━━━ Dataset
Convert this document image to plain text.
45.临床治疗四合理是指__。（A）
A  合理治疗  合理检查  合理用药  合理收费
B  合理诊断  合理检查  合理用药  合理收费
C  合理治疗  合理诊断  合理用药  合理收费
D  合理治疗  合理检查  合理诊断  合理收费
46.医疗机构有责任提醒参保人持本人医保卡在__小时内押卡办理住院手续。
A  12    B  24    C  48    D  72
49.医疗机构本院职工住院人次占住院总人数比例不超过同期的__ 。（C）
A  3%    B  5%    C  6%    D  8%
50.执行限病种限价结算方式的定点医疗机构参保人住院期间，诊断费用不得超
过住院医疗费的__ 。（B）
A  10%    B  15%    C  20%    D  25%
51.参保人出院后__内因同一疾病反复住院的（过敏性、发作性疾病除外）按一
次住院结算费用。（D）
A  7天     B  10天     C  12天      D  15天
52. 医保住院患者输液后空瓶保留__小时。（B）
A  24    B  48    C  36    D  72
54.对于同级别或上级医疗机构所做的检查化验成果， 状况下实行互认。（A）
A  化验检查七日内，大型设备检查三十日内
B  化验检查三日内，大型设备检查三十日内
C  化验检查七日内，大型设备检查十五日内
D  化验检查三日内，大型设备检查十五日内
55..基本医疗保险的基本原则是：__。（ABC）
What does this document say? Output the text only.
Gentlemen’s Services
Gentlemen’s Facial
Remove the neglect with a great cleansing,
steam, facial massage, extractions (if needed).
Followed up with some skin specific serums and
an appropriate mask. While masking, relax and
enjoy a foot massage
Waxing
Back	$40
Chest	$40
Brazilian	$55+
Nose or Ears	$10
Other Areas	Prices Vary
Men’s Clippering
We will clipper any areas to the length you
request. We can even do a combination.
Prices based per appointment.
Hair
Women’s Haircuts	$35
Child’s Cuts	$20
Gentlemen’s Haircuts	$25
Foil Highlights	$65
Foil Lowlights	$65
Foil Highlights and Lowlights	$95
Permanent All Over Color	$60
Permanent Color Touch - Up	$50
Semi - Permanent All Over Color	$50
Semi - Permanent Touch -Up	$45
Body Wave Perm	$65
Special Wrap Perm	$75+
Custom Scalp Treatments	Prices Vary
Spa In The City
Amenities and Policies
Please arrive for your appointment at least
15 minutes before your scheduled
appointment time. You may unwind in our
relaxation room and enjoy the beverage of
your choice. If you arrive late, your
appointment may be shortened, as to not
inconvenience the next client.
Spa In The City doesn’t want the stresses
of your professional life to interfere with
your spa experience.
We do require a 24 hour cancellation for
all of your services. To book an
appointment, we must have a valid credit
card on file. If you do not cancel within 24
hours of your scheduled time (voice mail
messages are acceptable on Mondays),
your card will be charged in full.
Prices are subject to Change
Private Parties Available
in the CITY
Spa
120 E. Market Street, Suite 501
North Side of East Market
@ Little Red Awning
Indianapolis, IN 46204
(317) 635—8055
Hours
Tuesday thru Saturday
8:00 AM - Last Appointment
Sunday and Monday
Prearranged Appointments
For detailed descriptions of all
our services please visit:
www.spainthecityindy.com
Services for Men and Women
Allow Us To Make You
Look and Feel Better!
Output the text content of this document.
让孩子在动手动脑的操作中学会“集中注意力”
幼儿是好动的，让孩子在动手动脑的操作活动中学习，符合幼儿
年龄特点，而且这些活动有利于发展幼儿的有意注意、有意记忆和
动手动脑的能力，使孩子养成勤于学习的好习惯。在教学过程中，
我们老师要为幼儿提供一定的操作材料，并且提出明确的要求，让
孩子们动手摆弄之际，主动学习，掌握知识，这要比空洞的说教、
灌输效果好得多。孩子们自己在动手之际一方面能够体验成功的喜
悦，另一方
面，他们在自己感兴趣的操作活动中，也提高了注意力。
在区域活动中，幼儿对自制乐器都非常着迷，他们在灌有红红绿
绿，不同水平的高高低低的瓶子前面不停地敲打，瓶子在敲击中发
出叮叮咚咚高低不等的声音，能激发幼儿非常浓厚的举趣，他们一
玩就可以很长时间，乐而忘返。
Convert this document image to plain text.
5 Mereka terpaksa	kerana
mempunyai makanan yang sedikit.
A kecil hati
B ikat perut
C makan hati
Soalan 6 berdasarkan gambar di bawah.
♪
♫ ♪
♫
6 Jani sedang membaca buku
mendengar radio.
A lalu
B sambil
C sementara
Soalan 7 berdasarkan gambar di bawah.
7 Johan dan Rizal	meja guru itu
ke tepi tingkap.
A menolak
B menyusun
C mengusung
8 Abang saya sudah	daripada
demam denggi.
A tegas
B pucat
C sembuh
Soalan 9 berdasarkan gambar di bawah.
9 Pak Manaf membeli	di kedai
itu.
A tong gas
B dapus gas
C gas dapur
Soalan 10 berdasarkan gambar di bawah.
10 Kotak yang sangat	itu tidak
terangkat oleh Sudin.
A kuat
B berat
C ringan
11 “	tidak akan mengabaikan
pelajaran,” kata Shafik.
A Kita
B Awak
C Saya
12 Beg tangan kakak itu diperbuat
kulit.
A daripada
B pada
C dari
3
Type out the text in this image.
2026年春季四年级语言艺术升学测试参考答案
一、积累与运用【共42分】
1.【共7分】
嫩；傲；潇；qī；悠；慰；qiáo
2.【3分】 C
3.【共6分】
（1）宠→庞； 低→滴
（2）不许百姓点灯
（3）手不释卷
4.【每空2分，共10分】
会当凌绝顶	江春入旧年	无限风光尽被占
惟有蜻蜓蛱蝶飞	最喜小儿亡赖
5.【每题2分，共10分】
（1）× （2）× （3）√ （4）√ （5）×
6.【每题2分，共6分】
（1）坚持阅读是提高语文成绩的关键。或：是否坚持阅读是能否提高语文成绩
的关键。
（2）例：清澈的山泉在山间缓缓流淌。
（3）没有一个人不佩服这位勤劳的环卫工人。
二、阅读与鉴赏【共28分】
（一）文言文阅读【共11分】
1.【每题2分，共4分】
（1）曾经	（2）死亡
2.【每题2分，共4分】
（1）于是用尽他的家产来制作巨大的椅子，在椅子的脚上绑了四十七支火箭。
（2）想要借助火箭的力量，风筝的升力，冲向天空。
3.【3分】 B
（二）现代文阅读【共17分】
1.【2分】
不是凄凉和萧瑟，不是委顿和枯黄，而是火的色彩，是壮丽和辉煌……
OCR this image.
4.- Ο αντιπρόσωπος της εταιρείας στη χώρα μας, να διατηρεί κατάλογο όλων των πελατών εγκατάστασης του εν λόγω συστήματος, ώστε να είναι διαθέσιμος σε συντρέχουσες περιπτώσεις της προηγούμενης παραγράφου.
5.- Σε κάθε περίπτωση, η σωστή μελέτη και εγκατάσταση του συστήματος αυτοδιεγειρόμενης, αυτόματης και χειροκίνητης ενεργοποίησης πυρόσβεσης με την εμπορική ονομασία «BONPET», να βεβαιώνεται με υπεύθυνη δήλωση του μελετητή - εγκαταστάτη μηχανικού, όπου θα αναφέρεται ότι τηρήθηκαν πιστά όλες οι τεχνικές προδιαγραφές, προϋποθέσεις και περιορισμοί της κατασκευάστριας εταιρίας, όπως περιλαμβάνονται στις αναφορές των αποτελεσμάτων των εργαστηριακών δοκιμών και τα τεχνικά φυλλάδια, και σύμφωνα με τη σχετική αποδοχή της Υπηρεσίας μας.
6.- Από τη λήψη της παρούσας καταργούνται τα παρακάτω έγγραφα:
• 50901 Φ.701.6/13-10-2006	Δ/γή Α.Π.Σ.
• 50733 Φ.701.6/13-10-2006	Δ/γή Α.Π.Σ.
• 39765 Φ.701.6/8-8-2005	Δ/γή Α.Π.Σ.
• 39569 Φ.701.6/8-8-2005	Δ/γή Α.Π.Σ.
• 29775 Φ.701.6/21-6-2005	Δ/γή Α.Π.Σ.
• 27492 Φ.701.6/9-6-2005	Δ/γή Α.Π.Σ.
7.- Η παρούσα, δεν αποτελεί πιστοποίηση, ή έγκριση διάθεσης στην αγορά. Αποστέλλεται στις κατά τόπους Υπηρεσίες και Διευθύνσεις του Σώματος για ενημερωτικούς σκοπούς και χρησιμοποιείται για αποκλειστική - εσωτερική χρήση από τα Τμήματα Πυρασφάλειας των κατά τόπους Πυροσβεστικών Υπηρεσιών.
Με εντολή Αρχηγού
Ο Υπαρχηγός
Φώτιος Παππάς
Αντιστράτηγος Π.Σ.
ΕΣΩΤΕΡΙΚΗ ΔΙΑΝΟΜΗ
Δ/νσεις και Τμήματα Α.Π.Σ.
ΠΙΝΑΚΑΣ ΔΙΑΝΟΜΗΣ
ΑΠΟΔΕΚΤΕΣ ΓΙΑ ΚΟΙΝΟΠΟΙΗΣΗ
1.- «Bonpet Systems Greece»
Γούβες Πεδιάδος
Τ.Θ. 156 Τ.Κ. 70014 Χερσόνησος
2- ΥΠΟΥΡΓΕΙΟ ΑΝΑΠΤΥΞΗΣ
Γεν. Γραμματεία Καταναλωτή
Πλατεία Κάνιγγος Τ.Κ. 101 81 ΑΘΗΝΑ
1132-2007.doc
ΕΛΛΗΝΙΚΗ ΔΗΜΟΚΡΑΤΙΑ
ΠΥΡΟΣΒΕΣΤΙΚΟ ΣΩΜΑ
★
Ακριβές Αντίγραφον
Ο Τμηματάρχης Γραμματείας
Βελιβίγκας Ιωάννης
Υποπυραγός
━━━━━━
- [Short task]
Locate the string "will" in the listing above and copy every line where it occurs.

- [Answer to the problem]
We will clipper any areas to the length you
your card will be charged in full.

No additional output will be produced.